* **Written request**: Reproduce every line of the listing as written, apart from the pictures.

--- BEGIN Material supplied ---

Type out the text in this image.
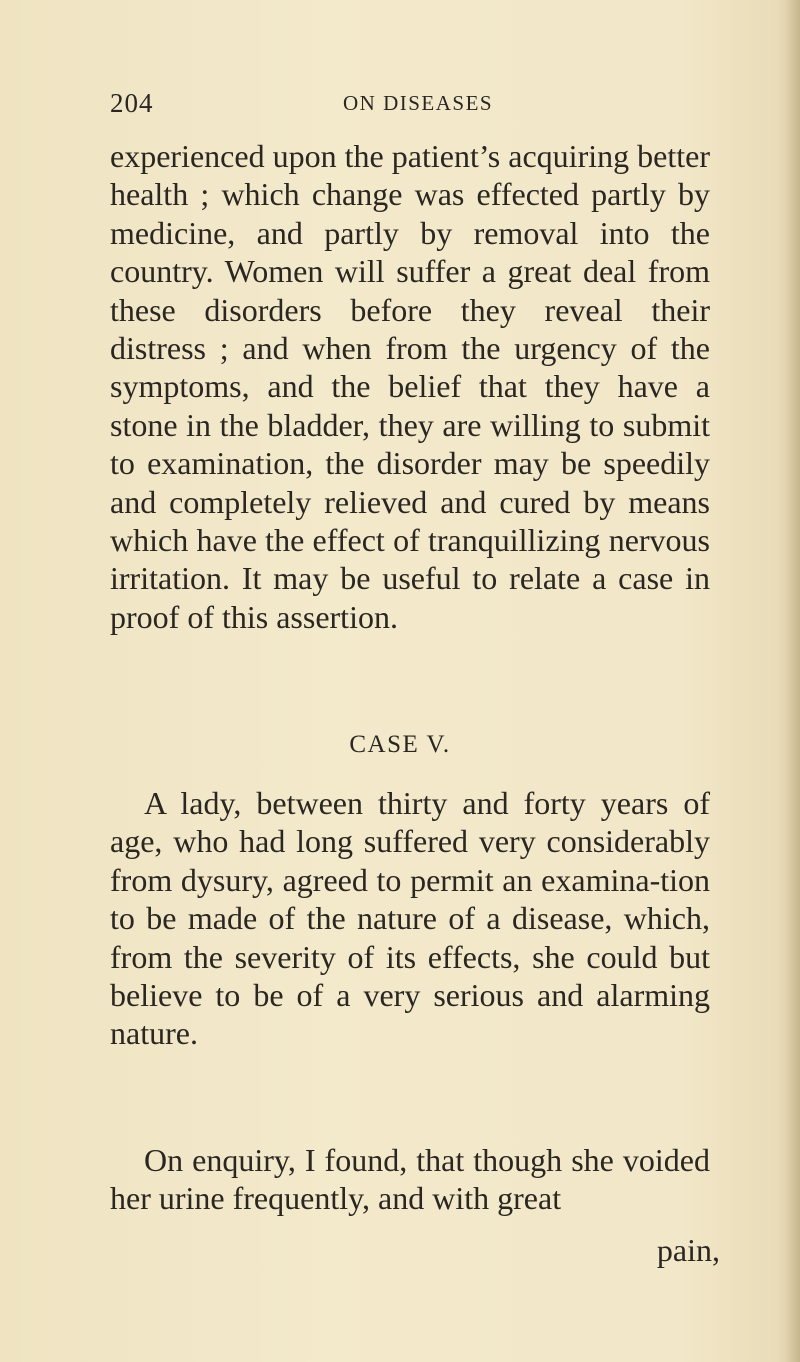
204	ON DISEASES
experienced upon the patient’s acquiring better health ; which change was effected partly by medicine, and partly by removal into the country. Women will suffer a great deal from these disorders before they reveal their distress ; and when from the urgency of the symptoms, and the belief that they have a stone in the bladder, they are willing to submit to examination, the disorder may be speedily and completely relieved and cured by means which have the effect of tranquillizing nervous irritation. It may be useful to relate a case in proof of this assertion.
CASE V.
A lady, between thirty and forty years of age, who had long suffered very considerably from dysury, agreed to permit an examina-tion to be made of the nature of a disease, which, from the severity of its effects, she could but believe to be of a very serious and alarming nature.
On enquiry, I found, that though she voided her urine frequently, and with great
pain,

--- END Material supplied ---

* **Answer to the task**:
Type out the text in this image.
204	ON DISEASES
experienced upon the patient’s acquiring better health ; which change was effected partly by medicine, and partly by removal into the country. Women will suffer a great deal from these disorders before they reveal their distress ; and when from the urgency of the symptoms, and the belief that they have a stone in the bladder, they are willing to submit to examination, the disorder may be speedily and completely relieved and cured by means which have the effect of tranquillizing nervous irritation. It may be useful to relate a case in proof of this assertion.
CASE V.
A lady, between thirty and forty years of age, who had long suffered very considerably from dysury, agreed to permit an examina-tion to be made of the nature of a disease, which, from the severity of its effects, she could but believe to be of a very serious and alarming nature.
On enquiry, I found, that though she voided her urine frequently, and with great
pain,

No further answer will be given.